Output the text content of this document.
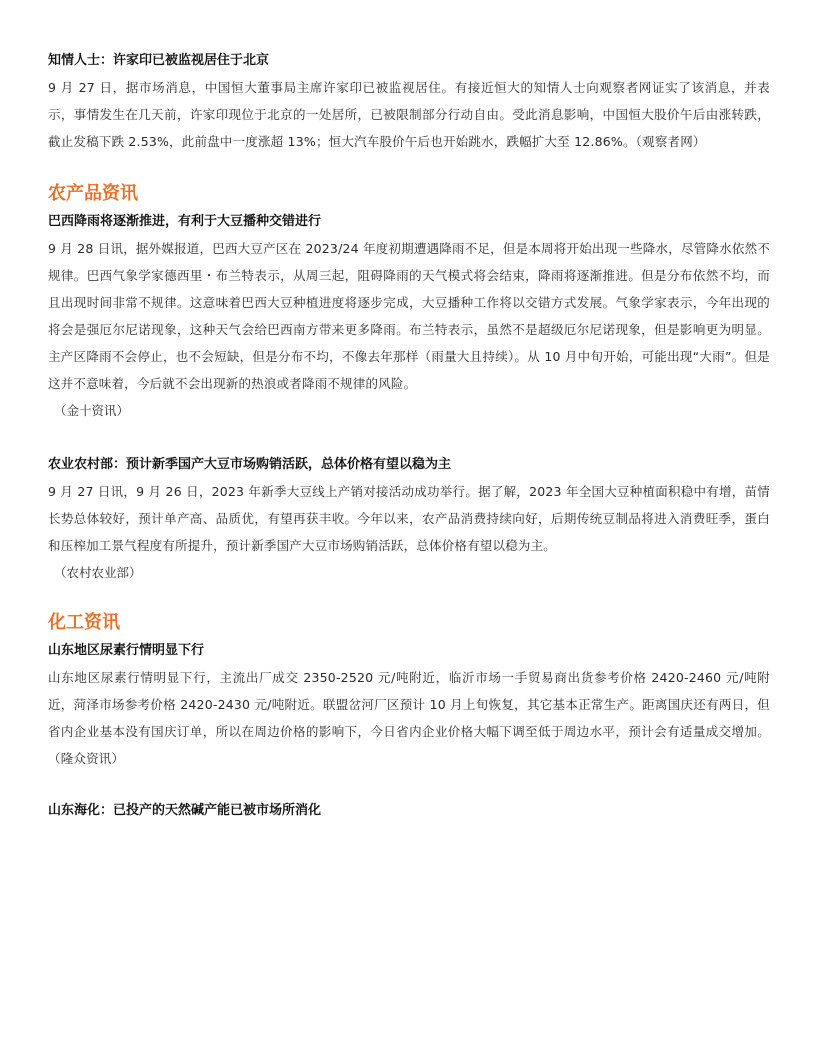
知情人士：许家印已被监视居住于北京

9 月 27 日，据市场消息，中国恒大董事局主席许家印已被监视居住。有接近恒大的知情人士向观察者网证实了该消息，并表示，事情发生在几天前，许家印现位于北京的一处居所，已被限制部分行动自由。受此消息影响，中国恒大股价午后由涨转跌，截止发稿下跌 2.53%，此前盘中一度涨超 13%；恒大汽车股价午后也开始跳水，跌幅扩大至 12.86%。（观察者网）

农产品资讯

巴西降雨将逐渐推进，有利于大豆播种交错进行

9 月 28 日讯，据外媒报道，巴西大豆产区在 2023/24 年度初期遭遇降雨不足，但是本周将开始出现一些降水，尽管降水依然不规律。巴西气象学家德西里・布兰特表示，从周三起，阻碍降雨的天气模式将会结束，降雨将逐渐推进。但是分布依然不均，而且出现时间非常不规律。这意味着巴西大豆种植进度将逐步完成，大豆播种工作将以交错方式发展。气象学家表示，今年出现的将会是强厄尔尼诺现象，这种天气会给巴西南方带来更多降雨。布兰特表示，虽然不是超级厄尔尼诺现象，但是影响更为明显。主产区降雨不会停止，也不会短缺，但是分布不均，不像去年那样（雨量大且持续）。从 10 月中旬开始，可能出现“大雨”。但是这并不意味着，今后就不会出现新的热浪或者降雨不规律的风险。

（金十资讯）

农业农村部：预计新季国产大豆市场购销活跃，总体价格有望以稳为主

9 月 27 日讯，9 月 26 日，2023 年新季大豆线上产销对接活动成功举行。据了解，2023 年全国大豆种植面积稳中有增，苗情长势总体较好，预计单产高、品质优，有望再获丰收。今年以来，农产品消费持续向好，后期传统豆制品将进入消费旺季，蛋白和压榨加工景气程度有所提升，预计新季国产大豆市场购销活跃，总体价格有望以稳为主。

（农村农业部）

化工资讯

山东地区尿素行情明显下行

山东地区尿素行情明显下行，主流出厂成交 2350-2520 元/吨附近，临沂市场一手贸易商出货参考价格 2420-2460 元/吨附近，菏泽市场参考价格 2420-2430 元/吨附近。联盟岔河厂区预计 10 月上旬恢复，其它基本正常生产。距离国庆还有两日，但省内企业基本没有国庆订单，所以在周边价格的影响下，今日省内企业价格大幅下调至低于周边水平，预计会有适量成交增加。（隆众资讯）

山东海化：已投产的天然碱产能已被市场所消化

### Exercise
Search the listing for the word "预计新季国产大豆市场购销活跃" and return each line that holds it.

### Result of the task
农业农村部：预计新季国产大豆市场购销活跃，总体价格有望以稳为主
9 月 27 日讯，9 月 26 日，2023 年新季大豆线上产销对接活动成功举行。据了解，2023 年全国大豆种植面积稳中有增，苗情长势总体较好，预计单产高、品质优，有望再获丰收。今年以来，农产品消费持续向好，后期传统豆制品将进入消费旺季，蛋白和压榨加工景气程度有所提升，预计新季国产大豆市场购销活跃，总体价格有望以稳为主。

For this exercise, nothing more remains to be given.